WRITTEN TASK:
Count how many lines below include the string "label", and give that number without anything else.

EXERCISE MATERIALS:
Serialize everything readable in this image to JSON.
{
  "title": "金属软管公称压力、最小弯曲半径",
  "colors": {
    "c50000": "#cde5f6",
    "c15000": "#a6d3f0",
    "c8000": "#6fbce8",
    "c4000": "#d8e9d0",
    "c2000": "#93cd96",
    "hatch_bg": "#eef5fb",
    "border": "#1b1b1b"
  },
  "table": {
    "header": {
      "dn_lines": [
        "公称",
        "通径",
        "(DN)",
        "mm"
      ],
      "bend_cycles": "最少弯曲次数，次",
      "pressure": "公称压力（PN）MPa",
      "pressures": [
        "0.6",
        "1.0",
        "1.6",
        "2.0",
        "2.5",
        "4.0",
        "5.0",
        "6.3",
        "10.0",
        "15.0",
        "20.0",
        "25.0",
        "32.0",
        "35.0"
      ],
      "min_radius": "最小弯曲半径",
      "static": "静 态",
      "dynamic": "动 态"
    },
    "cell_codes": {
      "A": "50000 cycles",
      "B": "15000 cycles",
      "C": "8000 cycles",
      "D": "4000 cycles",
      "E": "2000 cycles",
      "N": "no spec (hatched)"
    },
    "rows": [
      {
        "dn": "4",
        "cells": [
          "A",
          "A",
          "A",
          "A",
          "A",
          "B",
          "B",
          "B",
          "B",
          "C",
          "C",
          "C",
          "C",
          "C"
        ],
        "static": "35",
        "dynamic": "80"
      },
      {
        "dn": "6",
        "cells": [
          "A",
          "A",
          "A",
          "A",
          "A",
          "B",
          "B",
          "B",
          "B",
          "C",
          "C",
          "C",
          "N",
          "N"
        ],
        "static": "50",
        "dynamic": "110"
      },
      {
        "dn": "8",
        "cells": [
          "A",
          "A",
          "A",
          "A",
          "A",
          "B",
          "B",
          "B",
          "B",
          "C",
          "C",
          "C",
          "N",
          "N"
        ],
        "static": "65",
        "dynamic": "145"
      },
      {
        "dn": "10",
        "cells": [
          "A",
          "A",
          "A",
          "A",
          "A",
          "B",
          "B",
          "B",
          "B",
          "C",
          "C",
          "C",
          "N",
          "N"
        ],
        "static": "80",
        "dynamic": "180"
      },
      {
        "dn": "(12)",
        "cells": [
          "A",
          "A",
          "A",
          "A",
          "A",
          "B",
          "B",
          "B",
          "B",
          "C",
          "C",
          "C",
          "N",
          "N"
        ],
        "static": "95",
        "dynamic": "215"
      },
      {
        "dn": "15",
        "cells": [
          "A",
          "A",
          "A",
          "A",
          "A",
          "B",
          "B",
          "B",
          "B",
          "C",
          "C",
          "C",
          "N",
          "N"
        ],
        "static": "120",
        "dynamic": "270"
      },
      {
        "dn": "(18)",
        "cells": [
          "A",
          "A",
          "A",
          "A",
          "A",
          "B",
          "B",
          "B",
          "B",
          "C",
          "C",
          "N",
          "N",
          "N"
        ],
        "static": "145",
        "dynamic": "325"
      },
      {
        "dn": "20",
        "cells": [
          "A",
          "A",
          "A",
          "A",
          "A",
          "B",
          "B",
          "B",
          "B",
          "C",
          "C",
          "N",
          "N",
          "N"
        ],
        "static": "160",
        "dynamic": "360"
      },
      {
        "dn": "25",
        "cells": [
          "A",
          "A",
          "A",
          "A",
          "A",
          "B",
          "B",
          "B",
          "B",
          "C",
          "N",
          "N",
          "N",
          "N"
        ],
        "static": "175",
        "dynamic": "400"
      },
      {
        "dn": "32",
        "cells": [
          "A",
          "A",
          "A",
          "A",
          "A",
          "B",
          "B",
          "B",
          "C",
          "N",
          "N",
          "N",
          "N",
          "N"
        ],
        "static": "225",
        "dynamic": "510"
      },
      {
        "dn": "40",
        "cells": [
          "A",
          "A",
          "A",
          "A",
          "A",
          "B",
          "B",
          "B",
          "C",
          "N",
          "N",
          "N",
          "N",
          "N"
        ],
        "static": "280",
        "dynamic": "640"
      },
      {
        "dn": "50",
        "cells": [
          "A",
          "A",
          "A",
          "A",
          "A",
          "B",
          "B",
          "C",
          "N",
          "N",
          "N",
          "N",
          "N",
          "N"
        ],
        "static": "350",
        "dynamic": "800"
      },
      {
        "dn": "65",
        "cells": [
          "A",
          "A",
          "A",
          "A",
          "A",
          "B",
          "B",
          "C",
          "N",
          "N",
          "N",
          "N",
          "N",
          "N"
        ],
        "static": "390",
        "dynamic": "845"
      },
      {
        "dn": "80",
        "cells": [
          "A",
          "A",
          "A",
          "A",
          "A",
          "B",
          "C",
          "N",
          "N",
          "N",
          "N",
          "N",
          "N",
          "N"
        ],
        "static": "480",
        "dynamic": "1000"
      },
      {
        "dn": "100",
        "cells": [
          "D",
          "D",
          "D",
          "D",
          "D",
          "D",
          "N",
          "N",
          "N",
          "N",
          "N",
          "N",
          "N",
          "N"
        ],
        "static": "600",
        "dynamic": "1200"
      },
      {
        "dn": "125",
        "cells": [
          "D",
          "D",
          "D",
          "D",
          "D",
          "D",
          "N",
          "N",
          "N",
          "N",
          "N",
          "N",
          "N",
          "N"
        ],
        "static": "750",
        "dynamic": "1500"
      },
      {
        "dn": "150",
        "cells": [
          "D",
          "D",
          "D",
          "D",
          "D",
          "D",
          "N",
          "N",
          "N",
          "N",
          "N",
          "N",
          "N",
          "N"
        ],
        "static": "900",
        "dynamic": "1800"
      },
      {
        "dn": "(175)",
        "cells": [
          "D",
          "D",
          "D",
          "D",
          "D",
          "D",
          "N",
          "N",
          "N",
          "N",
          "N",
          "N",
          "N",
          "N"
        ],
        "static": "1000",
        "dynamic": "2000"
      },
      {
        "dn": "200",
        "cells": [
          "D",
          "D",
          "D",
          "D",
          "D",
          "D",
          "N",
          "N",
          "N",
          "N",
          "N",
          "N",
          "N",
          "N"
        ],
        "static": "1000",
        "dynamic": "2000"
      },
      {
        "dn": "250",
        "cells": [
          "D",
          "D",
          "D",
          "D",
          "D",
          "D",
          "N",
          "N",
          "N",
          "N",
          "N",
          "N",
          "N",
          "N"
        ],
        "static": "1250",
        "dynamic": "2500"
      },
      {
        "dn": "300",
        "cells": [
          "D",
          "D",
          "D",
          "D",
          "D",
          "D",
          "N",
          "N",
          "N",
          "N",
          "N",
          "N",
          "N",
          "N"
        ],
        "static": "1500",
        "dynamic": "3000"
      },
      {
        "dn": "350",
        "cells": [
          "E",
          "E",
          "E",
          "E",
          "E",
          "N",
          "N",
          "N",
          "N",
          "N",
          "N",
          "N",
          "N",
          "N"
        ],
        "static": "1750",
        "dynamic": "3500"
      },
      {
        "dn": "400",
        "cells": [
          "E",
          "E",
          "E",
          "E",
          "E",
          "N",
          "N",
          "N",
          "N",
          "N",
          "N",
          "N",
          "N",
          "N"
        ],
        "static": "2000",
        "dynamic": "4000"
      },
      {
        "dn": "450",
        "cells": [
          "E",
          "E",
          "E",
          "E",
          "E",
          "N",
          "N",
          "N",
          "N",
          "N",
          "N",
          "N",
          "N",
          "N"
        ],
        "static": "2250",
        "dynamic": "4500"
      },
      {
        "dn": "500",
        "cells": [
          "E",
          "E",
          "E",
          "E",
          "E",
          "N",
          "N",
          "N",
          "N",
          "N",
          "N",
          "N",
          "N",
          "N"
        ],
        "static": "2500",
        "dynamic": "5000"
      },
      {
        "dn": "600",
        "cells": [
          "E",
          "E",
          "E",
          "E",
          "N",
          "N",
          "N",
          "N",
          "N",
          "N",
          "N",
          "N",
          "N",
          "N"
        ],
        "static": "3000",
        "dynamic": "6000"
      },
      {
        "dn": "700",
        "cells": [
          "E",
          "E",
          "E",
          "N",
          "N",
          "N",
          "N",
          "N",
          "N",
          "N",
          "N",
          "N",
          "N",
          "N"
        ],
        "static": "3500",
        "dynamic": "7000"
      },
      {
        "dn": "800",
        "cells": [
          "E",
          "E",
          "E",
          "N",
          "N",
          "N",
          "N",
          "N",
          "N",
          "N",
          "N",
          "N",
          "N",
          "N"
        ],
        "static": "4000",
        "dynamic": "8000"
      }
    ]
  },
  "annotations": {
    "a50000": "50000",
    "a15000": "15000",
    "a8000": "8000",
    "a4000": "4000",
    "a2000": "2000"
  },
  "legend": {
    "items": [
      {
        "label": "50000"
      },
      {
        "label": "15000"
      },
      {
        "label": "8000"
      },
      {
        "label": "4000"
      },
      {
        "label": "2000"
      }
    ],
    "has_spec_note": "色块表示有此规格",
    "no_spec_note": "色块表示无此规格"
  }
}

RESULT OF THE EXERCISE:
5